● **TASK OBJECTIVE**
Go through the entries and count the lines with the string "γένειον" in them. Give only that number.

Stored records:
● ● ●

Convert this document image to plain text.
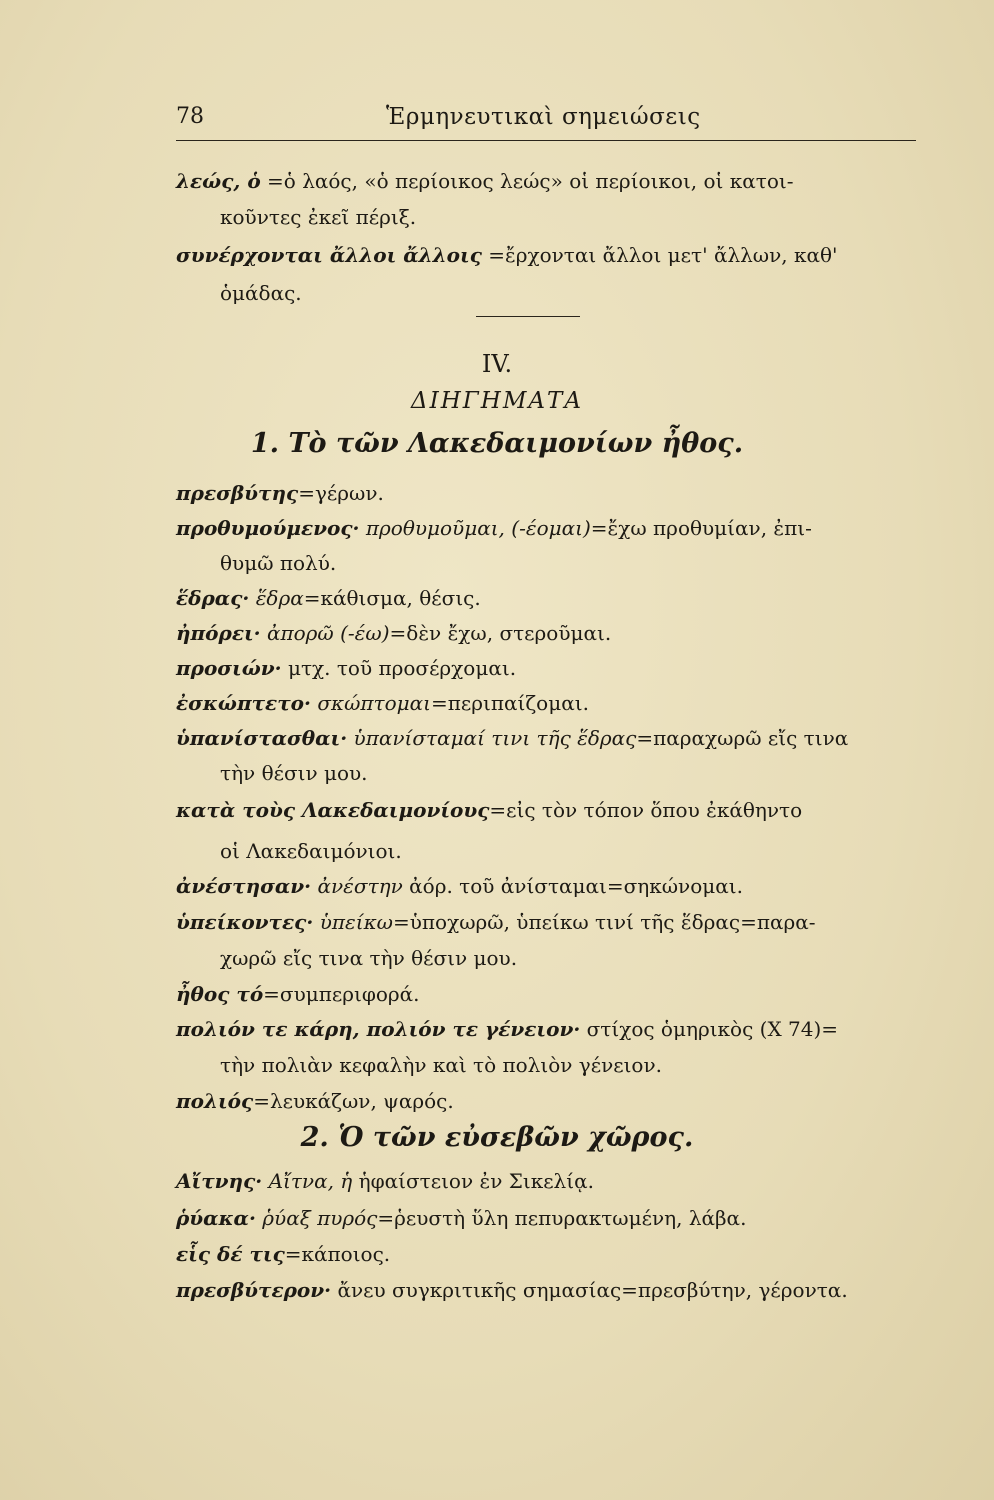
78	Ἑρμηνευτικαὶ σημειώσεις
λεώς, ὁ =ὁ λαός, «ὁ περίοικος λεώς» οἱ περίοικοι, οἱ κατοι-
κοῦντες ἐκεῖ πέριξ.
συνέρχονται ἄλλοι ἄλλοις =ἔρχονται ἄλλοι μετ' ἄλλων, καθ'
ὁμάδας.
IV.
ΔΙΗΓΗΜΑΤΑ
1. Τὸ τῶν Λακεδαιμονίων ἦθος.
πρεσβύτης=γέρων.
προθυμούμενος· προθυμοῦμαι, (-έομαι)=ἔχω προθυμίαν, ἐπι-
θυμῶ πολύ.
ἕδρας· ἕδρα=κάθισμα, θέσις.
ἠπόρει· ἀπορῶ (-έω)=δὲν ἔχω, στεροῦμαι.
προσιών· μτχ. τοῦ προσέρχομαι.
ἐσκώπτετο· σκώπτομαι=περιπαίζομαι.
ὑπανίστασθαι· ὑπανίσταμαί τινι τῆς ἕδρας=παραχωρῶ εἴς τινα
τὴν θέσιν μου.
κατὰ τοὺς Λακεδαιμονίους=εἰς τὸν τόπον ὅπου ἐκάθηντο
οἱ Λακεδαιμόνιοι.
ἀνέστησαν· ἀνέστην ἀόρ. τοῦ ἀνίσταμαι=σηκώνομαι.
ὑπείκοντες· ὑπείκω=ὑποχωρῶ, ὑπείκω τινί τῆς ἕδρας=παρα-
χωρῶ εἴς τινα τὴν θέσιν μου.
ἦθος τό=συμπεριφορά.
πολιόν τε κάρη, πολιόν τε γένειον· στίχος ὁμηρικὸς (Χ 74)=
τὴν πολιὰν κεφαλὴν καὶ τὸ πολιὸν γένειον.
πολιός=λευκάζων, ψαρός.
2. Ὁ τῶν εὐσεβῶν χῶρος.
Αἴτνης· Αἴτνα, ἡ ἡφαίστειον ἐν Σικελίᾳ.
ῥύακα· ῥύαξ πυρός=ῥευστὴ ὕλη πεπυρακτωμένη, λάβα.
εἷς δέ τις=κάποιος.
πρεσβύτερον· ἄνευ συγκριτικῆς σημασίας=πρεσβύτην, γέροντα.
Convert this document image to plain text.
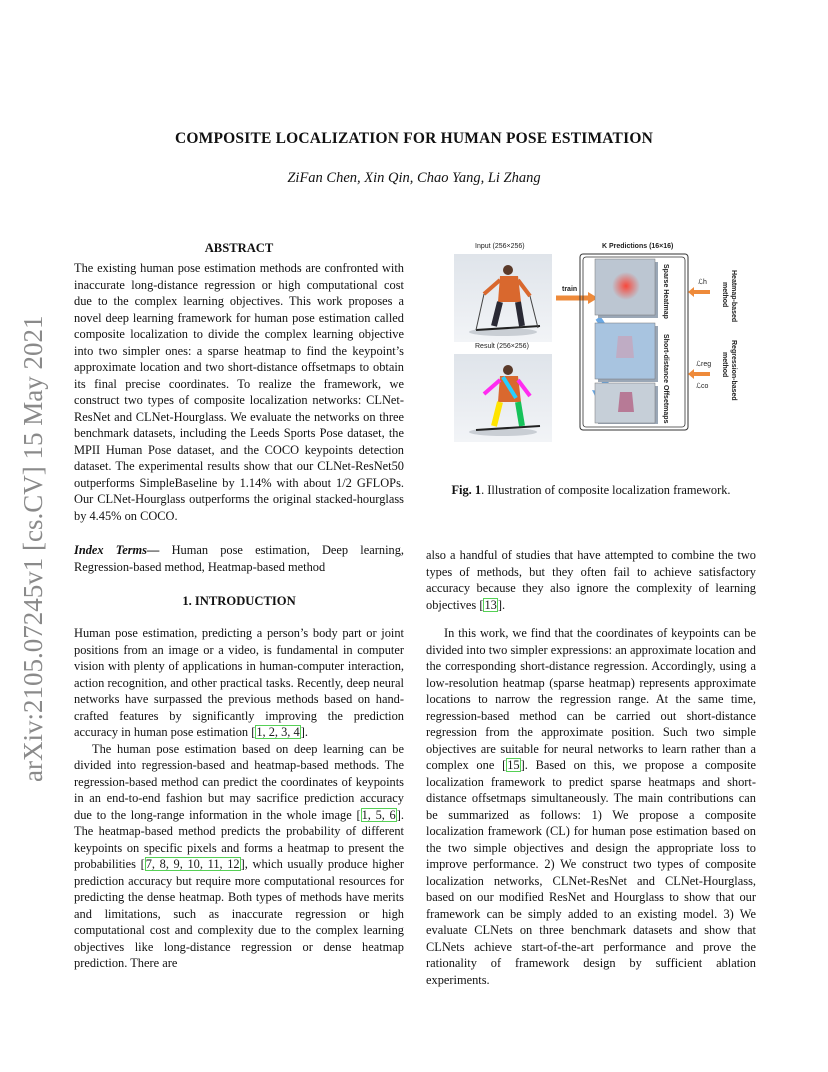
arXiv:2105.07245v1 [cs.CV] 15 May 2021
COMPOSITE LOCALIZATION FOR HUMAN POSE ESTIMATION

ZiFan Chen, Xin Qin, Chao Yang, Li Zhang

ABSTRACT

The existing human pose estimation methods are confronted with inaccurate long-distance regression or high computational cost due to the complex learning objectives. This work proposes a novel deep learning framework for human pose estimation called composite localization to divide the complex learning objective into two simpler ones: a sparse heatmap to find the keypoint’s approximate location and two short-distance offsetmaps to obtain its final precise coordinates. To realize the framework, we construct two types of composite localization networks: CLNet-ResNet and CLNet-Hourglass. We evaluate the networks on three benchmark datasets, including the Leeds Sports Pose dataset, the MPII Human Pose dataset, and the COCO keypoints detection dataset. The experimental results show that our CLNet-ResNet50 outperforms SimpleBaseline by 1.14% with about 1/2 GFLOPs. Our CLNet-Hourglass outperforms the original stacked-hourglass by 4.45% on COCO.

Index Terms— Human pose estimation, Deep learning, Regression-based method, Heatmap-based method

1. INTRODUCTION

Human pose estimation, predicting a person’s body part or joint positions from an image or a video, is fundamental in computer vision with plenty of applications in human-computer interaction, action recognition, and other practical tasks. Recently, deep neural networks have surpassed the previous methods based on hand-crafted features by significantly improving the prediction accuracy in human pose estimation [1, 2, 3, 4].

The human pose estimation based on deep learning can be divided into regression-based and heatmap-based methods. The regression-based method can predict the coordinates of keypoints in an end-to-end fashion but may sacrifice prediction accuracy due to the long-range information in the whole image [1, 5, 6]. The heatmap-based method predicts the probability of different keypoints on specific pixels and forms a heatmap to present the probabilities [7, 8, 9, 10, 11, 12], which usually produce higher prediction accuracy but require more computational resources for predicting the dense heatmap. Both types of methods have merits and limitations, such as inaccurate regression or high computational cost and complexity due to the complex learning objectives like long-distance regression or dense heatmap prediction. There are

also a handful of studies that have attempted to combine the two types of methods, but they often fail to achieve satisfactory accuracy because they also ignore the complexity of learning objectives [13].

In this work, we find that the coordinates of keypoints can be divided into two simpler expressions: an approximate location and the corresponding short-distance regression. Accordingly, using a low-resolution heatmap (sparse heatmap) represents approximate locations to narrow the regression range. At the same time, regression-based method can be carried out short-distance regression from the approximate position. Such two simple objectives are suitable for neural networks to learn rather than a complex one [15]. Based on this, we propose a composite localization framework to predict sparse heatmaps and short-distance offsetmaps simultaneously. The main contributions can be summarized as follows: 1) We propose a composite localization framework (CL) for human pose estimation based on the two simple objectives and design the appropriate loss to improve performance. 2) We construct two types of composite localization networks, CLNet-ResNet and CLNet-Hourglass, based on our modified ResNet and Hourglass to show that our framework can be simply added to an existing model. 3) We evaluate CLNets on three benchmark datasets and show that CLNets achieve start-of-the-art performance and prove the rationality of framework design by sufficient ablation experiments.

Input (256×256)
Result (256×256)
train
K Predictions (16×16)
Sparse Heatmap
Short-distance Offsetmaps
ℒh
ℒreg
ℒco
Heatmap-based
method
Regression-based
method

Fig. 1. Illustration of composite localization framework.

● ● ●

● **RESPONSE**
2